Dataset content
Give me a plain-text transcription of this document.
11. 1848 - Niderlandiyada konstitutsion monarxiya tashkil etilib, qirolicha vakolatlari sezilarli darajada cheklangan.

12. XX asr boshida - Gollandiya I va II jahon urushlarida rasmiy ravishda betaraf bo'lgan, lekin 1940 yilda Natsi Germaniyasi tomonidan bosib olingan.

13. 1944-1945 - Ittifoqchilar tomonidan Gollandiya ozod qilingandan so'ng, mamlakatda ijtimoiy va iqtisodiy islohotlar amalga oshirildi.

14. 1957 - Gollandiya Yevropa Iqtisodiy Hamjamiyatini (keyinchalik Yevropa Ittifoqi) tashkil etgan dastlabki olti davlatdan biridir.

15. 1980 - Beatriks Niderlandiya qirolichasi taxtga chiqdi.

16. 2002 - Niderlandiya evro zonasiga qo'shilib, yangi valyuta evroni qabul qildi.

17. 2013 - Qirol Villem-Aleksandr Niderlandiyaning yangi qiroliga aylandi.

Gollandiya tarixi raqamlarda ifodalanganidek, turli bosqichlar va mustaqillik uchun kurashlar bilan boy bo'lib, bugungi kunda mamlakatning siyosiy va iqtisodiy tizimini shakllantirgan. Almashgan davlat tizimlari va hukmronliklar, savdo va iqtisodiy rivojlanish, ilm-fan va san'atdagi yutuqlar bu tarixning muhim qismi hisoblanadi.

* * *

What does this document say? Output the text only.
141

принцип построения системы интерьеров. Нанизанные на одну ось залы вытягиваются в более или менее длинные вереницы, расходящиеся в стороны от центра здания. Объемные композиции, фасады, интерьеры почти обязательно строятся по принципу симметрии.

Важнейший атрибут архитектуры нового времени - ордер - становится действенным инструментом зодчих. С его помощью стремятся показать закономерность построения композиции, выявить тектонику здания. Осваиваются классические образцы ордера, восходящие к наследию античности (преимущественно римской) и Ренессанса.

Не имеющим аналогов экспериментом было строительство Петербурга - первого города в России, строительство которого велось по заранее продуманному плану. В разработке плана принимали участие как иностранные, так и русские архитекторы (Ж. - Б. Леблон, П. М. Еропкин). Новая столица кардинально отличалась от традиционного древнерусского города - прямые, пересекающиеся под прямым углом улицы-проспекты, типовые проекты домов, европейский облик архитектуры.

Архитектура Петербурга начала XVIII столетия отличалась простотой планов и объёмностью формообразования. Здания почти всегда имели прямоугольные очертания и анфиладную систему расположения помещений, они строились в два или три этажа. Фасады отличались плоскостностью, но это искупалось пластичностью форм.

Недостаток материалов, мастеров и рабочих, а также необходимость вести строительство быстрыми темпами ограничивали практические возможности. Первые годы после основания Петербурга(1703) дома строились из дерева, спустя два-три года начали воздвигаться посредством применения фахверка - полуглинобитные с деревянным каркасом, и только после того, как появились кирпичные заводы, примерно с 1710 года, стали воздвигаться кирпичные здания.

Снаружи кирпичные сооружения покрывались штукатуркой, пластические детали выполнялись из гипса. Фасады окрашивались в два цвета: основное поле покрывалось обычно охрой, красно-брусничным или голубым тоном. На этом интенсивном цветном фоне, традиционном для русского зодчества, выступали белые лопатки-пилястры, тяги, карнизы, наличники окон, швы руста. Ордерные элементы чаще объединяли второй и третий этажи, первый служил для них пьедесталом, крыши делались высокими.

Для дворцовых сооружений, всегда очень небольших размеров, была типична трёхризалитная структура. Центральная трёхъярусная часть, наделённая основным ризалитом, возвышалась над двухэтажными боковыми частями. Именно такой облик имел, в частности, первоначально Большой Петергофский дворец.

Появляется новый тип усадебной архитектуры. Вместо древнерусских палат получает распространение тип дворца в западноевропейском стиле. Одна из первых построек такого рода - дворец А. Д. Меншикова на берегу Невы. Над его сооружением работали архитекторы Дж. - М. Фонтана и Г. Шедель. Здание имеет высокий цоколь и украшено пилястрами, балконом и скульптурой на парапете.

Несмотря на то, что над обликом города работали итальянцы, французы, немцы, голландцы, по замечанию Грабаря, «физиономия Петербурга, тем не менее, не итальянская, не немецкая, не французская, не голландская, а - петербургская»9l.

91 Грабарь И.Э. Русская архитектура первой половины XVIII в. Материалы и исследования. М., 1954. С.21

Task to complete
Write out every line of the listing that holds the word "Петербурга".

Exercise solution
Не имеющим аналогов экспериментом было строительство Петербурга - первого города в России, строительство которого велось по заранее продуманному плану. В разработке плана принимали участие как иностранные, так и русские архитекторы (Ж. - Б. Леблон, П. М. Еропкин). Новая столица кардинально отличалась от традиционного древнерусского города - прямые, пересекающиеся под прямым углом улицы-проспекты, типовые проекты домов, европейский облик архитектуры.
Архитектура Петербурга начала XVIII столетия отличалась простотой планов и объёмностью формообразования. Здания почти всегда имели прямоугольные очертания и анфиладную систему расположения помещений, они строились в два или три этажа. Фасады отличались плоскостностью, но это искупалось пластичностью форм.
Недостаток материалов, мастеров и рабочих, а также необходимость вести строительство быстрыми темпами ограничивали практические возможности. Первые годы после основания Петербурга(1703) дома строились из дерева, спустя два-три года начали воздвигаться посредством применения фахверка - полуглинобитные с деревянным каркасом, и только после того, как появились кирпичные заводы, примерно с 1710 года, стали воздвигаться кирпичные здания.
Несмотря на то, что над обликом города работали итальянцы, французы, немцы, голландцы, по замечанию Грабаря, «физиономия Петербурга, тем не менее, не итальянская, не немецкая, не французская, не голландская, а - петербургская»9l.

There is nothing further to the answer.